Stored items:
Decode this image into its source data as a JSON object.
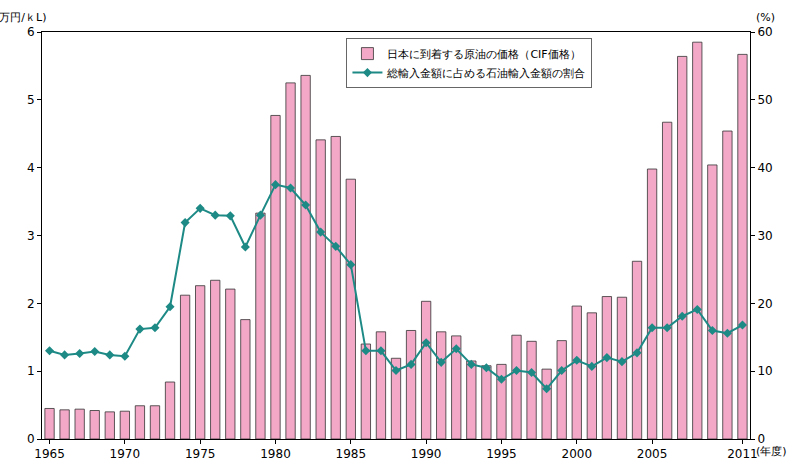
{
  "chart_data": {
    "type": "bar",
    "x": [
      1965,
      1966,
      1967,
      1968,
      1969,
      1970,
      1971,
      1972,
      1973,
      1974,
      1975,
      1976,
      1977,
      1978,
      1979,
      1980,
      1981,
      1982,
      1983,
      1984,
      1985,
      1986,
      1987,
      1988,
      1989,
      1990,
      1991,
      1992,
      1993,
      1994,
      1995,
      1996,
      1997,
      1998,
      1999,
      2000,
      2001,
      2002,
      2003,
      2004,
      2005,
      2006,
      2007,
      2008,
      2009,
      2010,
      2011
    ],
    "series": [
      {
        "name": "日本に到着する原油の価格（CIF価格）",
        "type": "bar",
        "color": "#f4a8c8",
        "values": [
          0.45,
          0.43,
          0.44,
          0.42,
          0.4,
          0.41,
          0.49,
          0.49,
          0.84,
          2.12,
          2.26,
          2.34,
          2.21,
          1.76,
          3.33,
          4.77,
          5.25,
          5.36,
          4.41,
          4.46,
          3.83,
          1.4,
          1.58,
          1.19,
          1.6,
          2.03,
          1.58,
          1.52,
          1.15,
          1.08,
          1.1,
          1.53,
          1.44,
          1.03,
          1.45,
          1.96,
          1.86,
          2.1,
          2.09,
          2.62,
          3.98,
          4.67,
          5.64,
          5.85,
          4.04,
          4.54,
          5.67
        ]
      },
      {
        "name": "総輸入金額に占める石油輸入金額の割合",
        "type": "line",
        "axis": "y2",
        "color": "#1d8a86",
        "marker": "diamond",
        "values": [
          13.0,
          12.4,
          12.6,
          12.9,
          12.4,
          12.2,
          16.2,
          16.4,
          19.5,
          31.9,
          34.0,
          33.0,
          32.9,
          28.3,
          33.0,
          37.5,
          37.0,
          34.5,
          30.5,
          28.4,
          25.7,
          13.0,
          13.0,
          10.1,
          11.0,
          14.2,
          11.3,
          13.3,
          11.0,
          10.5,
          8.8,
          10.1,
          9.8,
          7.4,
          10.1,
          11.6,
          10.7,
          12.0,
          11.4,
          12.7,
          16.4,
          16.4,
          18.1,
          19.1,
          16.0,
          15.6,
          16.8
        ]
      }
    ],
    "xlabel": "(年度)",
    "ylabel": "(万円/ｋL)",
    "y2label": "(%)",
    "xlim": [
      1964.5,
      2011.5
    ],
    "xticks": [
      1965,
      1970,
      1975,
      1980,
      1985,
      1990,
      1995,
      2000,
      2005,
      2011
    ],
    "ylim": [
      0,
      6
    ],
    "yticks": [
      0,
      1,
      2,
      3,
      4,
      5,
      6
    ],
    "y2lim": [
      0,
      60
    ],
    "y2ticks": [
      0,
      10,
      20,
      30,
      40,
      50,
      60
    ],
    "grid": false,
    "legend": "top"
  }
}
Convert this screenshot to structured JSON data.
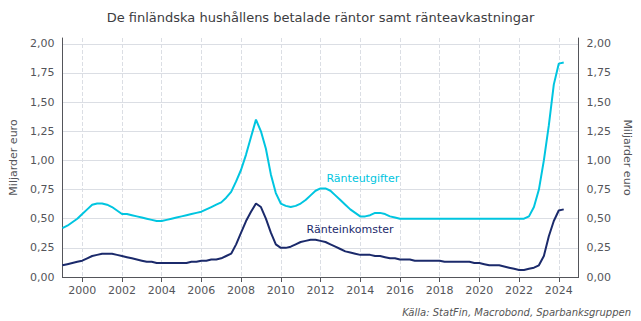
{
  "chart_data": {
    "type": "line",
    "title": "De finländska hushållens betalade räntor samt ränteavkastningar",
    "ylabel": "Miljarder euro",
    "y2label": "Miljarder euro",
    "source": "Källa: StatFin, Macrobond, Sparbanksgruppen",
    "x": [
      1999.0,
      1999.25,
      1999.5,
      1999.75,
      2000.0,
      2000.25,
      2000.5,
      2000.75,
      2001.0,
      2001.25,
      2001.5,
      2001.75,
      2002.0,
      2002.25,
      2002.5,
      2002.75,
      2003.0,
      2003.25,
      2003.5,
      2003.75,
      2004.0,
      2004.25,
      2004.5,
      2004.75,
      2005.0,
      2005.25,
      2005.5,
      2005.75,
      2006.0,
      2006.25,
      2006.5,
      2006.75,
      2007.0,
      2007.25,
      2007.5,
      2007.75,
      2008.0,
      2008.25,
      2008.5,
      2008.75,
      2009.0,
      2009.25,
      2009.5,
      2009.75,
      2010.0,
      2010.25,
      2010.5,
      2010.75,
      2011.0,
      2011.25,
      2011.5,
      2011.75,
      2012.0,
      2012.25,
      2012.5,
      2012.75,
      2013.0,
      2013.25,
      2013.5,
      2013.75,
      2014.0,
      2014.25,
      2014.5,
      2014.75,
      2015.0,
      2015.25,
      2015.5,
      2015.75,
      2016.0,
      2016.25,
      2016.5,
      2016.75,
      2017.0,
      2017.25,
      2017.5,
      2017.75,
      2018.0,
      2018.25,
      2018.5,
      2018.75,
      2019.0,
      2019.25,
      2019.5,
      2019.75,
      2020.0,
      2020.25,
      2020.5,
      2020.75,
      2021.0,
      2021.25,
      2021.5,
      2021.75,
      2022.0,
      2022.25,
      2022.5,
      2022.75,
      2023.0,
      2023.25,
      2023.5,
      2023.75,
      2024.0,
      2024.25
    ],
    "series": [
      {
        "name": "Ränteutgifter",
        "color": "#00C5E0",
        "values": [
          0.42,
          0.44,
          0.47,
          0.5,
          0.54,
          0.58,
          0.62,
          0.63,
          0.63,
          0.62,
          0.6,
          0.57,
          0.54,
          0.54,
          0.53,
          0.52,
          0.51,
          0.5,
          0.49,
          0.48,
          0.48,
          0.49,
          0.5,
          0.51,
          0.52,
          0.53,
          0.54,
          0.55,
          0.56,
          0.58,
          0.6,
          0.62,
          0.64,
          0.68,
          0.73,
          0.82,
          0.92,
          1.05,
          1.2,
          1.35,
          1.25,
          1.1,
          0.88,
          0.72,
          0.63,
          0.61,
          0.6,
          0.61,
          0.63,
          0.66,
          0.7,
          0.74,
          0.76,
          0.76,
          0.74,
          0.7,
          0.66,
          0.62,
          0.58,
          0.55,
          0.52,
          0.52,
          0.53,
          0.55,
          0.55,
          0.54,
          0.52,
          0.51,
          0.5,
          0.5,
          0.5,
          0.5,
          0.5,
          0.5,
          0.5,
          0.5,
          0.5,
          0.5,
          0.5,
          0.5,
          0.5,
          0.5,
          0.5,
          0.5,
          0.5,
          0.5,
          0.5,
          0.5,
          0.5,
          0.5,
          0.5,
          0.5,
          0.5,
          0.5,
          0.52,
          0.6,
          0.75,
          1.0,
          1.3,
          1.65,
          1.83,
          1.84
        ]
      },
      {
        "name": "Ränteinkomster",
        "color": "#1B2A6B",
        "values": [
          0.1,
          0.11,
          0.12,
          0.13,
          0.14,
          0.16,
          0.18,
          0.19,
          0.2,
          0.2,
          0.2,
          0.19,
          0.18,
          0.17,
          0.16,
          0.15,
          0.14,
          0.13,
          0.13,
          0.12,
          0.12,
          0.12,
          0.12,
          0.12,
          0.12,
          0.12,
          0.13,
          0.13,
          0.14,
          0.14,
          0.15,
          0.15,
          0.16,
          0.18,
          0.2,
          0.28,
          0.38,
          0.48,
          0.56,
          0.63,
          0.6,
          0.5,
          0.38,
          0.28,
          0.25,
          0.25,
          0.26,
          0.28,
          0.3,
          0.31,
          0.32,
          0.32,
          0.31,
          0.3,
          0.28,
          0.26,
          0.24,
          0.22,
          0.21,
          0.2,
          0.19,
          0.19,
          0.19,
          0.18,
          0.18,
          0.17,
          0.16,
          0.16,
          0.15,
          0.15,
          0.15,
          0.14,
          0.14,
          0.14,
          0.14,
          0.14,
          0.14,
          0.13,
          0.13,
          0.13,
          0.13,
          0.13,
          0.13,
          0.12,
          0.12,
          0.11,
          0.1,
          0.1,
          0.1,
          0.09,
          0.08,
          0.07,
          0.06,
          0.06,
          0.07,
          0.08,
          0.1,
          0.18,
          0.35,
          0.48,
          0.57,
          0.58
        ]
      }
    ],
    "annotations": [
      {
        "text": "Ränteutgifter",
        "x": 2012.3,
        "y": 0.78
      },
      {
        "text": "Ränteinkomster",
        "x": 2011.3,
        "y": 0.34
      }
    ],
    "xlim": [
      1999.0,
      2025.0
    ],
    "xticks": [
      2000,
      2002,
      2004,
      2006,
      2008,
      2010,
      2012,
      2014,
      2016,
      2018,
      2020,
      2022,
      2024
    ],
    "ylim": [
      0.0,
      2.05
    ],
    "yticks": [
      {
        "value": 0.0,
        "label": "0,00"
      },
      {
        "value": 0.25,
        "label": "0,25"
      },
      {
        "value": 0.5,
        "label": "0,50"
      },
      {
        "value": 0.75,
        "label": "0,75"
      },
      {
        "value": 1.0,
        "label": "1,00"
      },
      {
        "value": 1.25,
        "label": "1,25"
      },
      {
        "value": 1.5,
        "label": "1,50"
      },
      {
        "value": 1.75,
        "label": "1,75"
      },
      {
        "value": 2.0,
        "label": "2,00"
      }
    ],
    "y2lim": [
      0.0,
      2.05
    ],
    "y2ticks": [
      {
        "value": 0.0,
        "label": "0,00"
      },
      {
        "value": 0.25,
        "label": "0,25"
      },
      {
        "value": 0.5,
        "label": "0,50"
      },
      {
        "value": 0.75,
        "label": "0,75"
      },
      {
        "value": 1.0,
        "label": "1,00"
      },
      {
        "value": 1.25,
        "label": "1,25"
      },
      {
        "value": 1.5,
        "label": "1,50"
      },
      {
        "value": 1.75,
        "label": "1,75"
      },
      {
        "value": 2.0,
        "label": "2,00"
      }
    ],
    "grid": true
  }
}
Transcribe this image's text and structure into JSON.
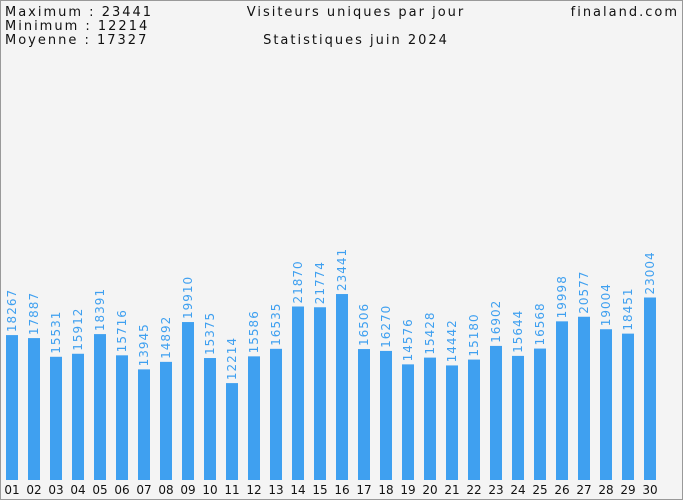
{
  "chart_data": {
    "type": "bar",
    "title": "Visiteurs uniques par jour",
    "subtitle": "Statistiques juin 2024",
    "site": "finaland.com",
    "summary": [
      "Maximum : 23441",
      "Minimum : 12214",
      "Moyenne : 17327"
    ],
    "categories": [
      "01",
      "02",
      "03",
      "04",
      "05",
      "06",
      "07",
      "08",
      "09",
      "10",
      "11",
      "12",
      "13",
      "14",
      "15",
      "16",
      "17",
      "18",
      "19",
      "20",
      "21",
      "22",
      "23",
      "24",
      "25",
      "26",
      "27",
      "28",
      "29",
      "30"
    ],
    "values": [
      18267,
      17887,
      15531,
      15912,
      18391,
      15716,
      13945,
      14892,
      19910,
      15375,
      12214,
      15586,
      16535,
      21870,
      21774,
      23441,
      16506,
      16270,
      14576,
      15428,
      14442,
      15180,
      16902,
      15644,
      16568,
      19998,
      20577,
      19004,
      18451,
      23004
    ],
    "color": "#3fa0f0",
    "ylim": [
      0,
      60000
    ]
  }
}
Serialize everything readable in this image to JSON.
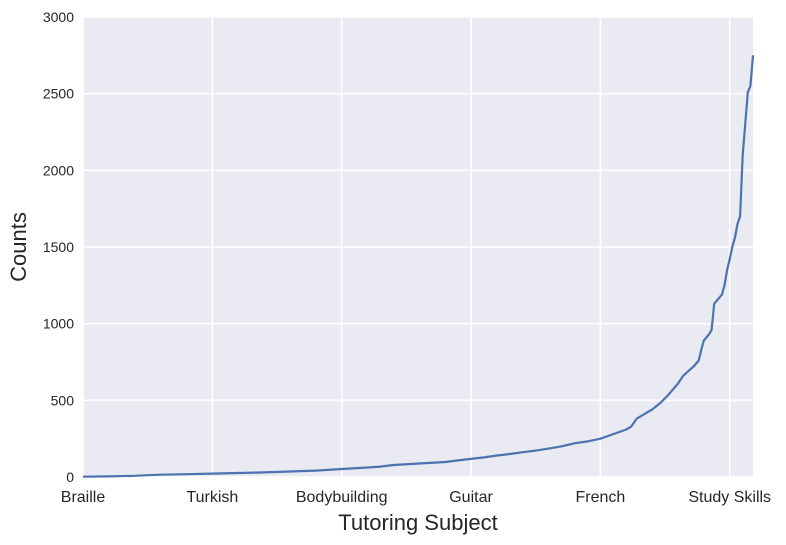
{
  "chart_data": {
    "type": "line",
    "title": "",
    "xlabel": "Tutoring Subject",
    "ylabel": "Counts",
    "x_tick_labels": [
      "Braille",
      "Turkish",
      "Bodybuilding",
      "Guitar",
      "French",
      "Study Skills"
    ],
    "x_tick_positions": [
      0,
      50,
      100,
      150,
      200,
      250
    ],
    "x_range": [
      0,
      259
    ],
    "ylim": [
      0,
      3000
    ],
    "y_ticks": [
      0,
      500,
      1000,
      1500,
      2000,
      2500,
      3000
    ],
    "grid": true,
    "legend": "none",
    "series": [
      {
        "color": "#4c72b0",
        "points": [
          [
            0,
            2
          ],
          [
            10,
            4
          ],
          [
            20,
            8
          ],
          [
            25,
            12
          ],
          [
            30,
            15
          ],
          [
            40,
            18
          ],
          [
            50,
            22
          ],
          [
            60,
            26
          ],
          [
            70,
            30
          ],
          [
            80,
            36
          ],
          [
            90,
            42
          ],
          [
            100,
            52
          ],
          [
            110,
            62
          ],
          [
            115,
            68
          ],
          [
            120,
            78
          ],
          [
            130,
            88
          ],
          [
            140,
            98
          ],
          [
            145,
            108
          ],
          [
            150,
            118
          ],
          [
            155,
            128
          ],
          [
            160,
            140
          ],
          [
            165,
            150
          ],
          [
            170,
            162
          ],
          [
            175,
            172
          ],
          [
            180,
            185
          ],
          [
            185,
            200
          ],
          [
            190,
            220
          ],
          [
            195,
            232
          ],
          [
            200,
            250
          ],
          [
            205,
            280
          ],
          [
            210,
            310
          ],
          [
            212,
            330
          ],
          [
            214,
            380
          ],
          [
            217,
            410
          ],
          [
            220,
            440
          ],
          [
            223,
            480
          ],
          [
            226,
            530
          ],
          [
            228,
            570
          ],
          [
            230,
            610
          ],
          [
            232,
            660
          ],
          [
            234,
            690
          ],
          [
            236,
            720
          ],
          [
            238,
            760
          ],
          [
            239,
            830
          ],
          [
            240,
            890
          ],
          [
            242,
            930
          ],
          [
            243,
            960
          ],
          [
            244,
            1130
          ],
          [
            245,
            1150
          ],
          [
            246,
            1170
          ],
          [
            247,
            1190
          ],
          [
            248,
            1250
          ],
          [
            249,
            1350
          ],
          [
            250,
            1420
          ],
          [
            251,
            1500
          ],
          [
            252,
            1560
          ],
          [
            253,
            1650
          ],
          [
            254,
            1700
          ],
          [
            255,
            2100
          ],
          [
            256,
            2300
          ],
          [
            257,
            2510
          ],
          [
            258,
            2550
          ],
          [
            259,
            2750
          ]
        ]
      }
    ]
  }
}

CHALLENGE ▸
Copy out every line where the word "text" occurs.

WRITTEN REPLY ▸
        "text": "Ränteutgifter",
        "text": "Ränteinkomster",
Transcribe this image's text and structure into JSON.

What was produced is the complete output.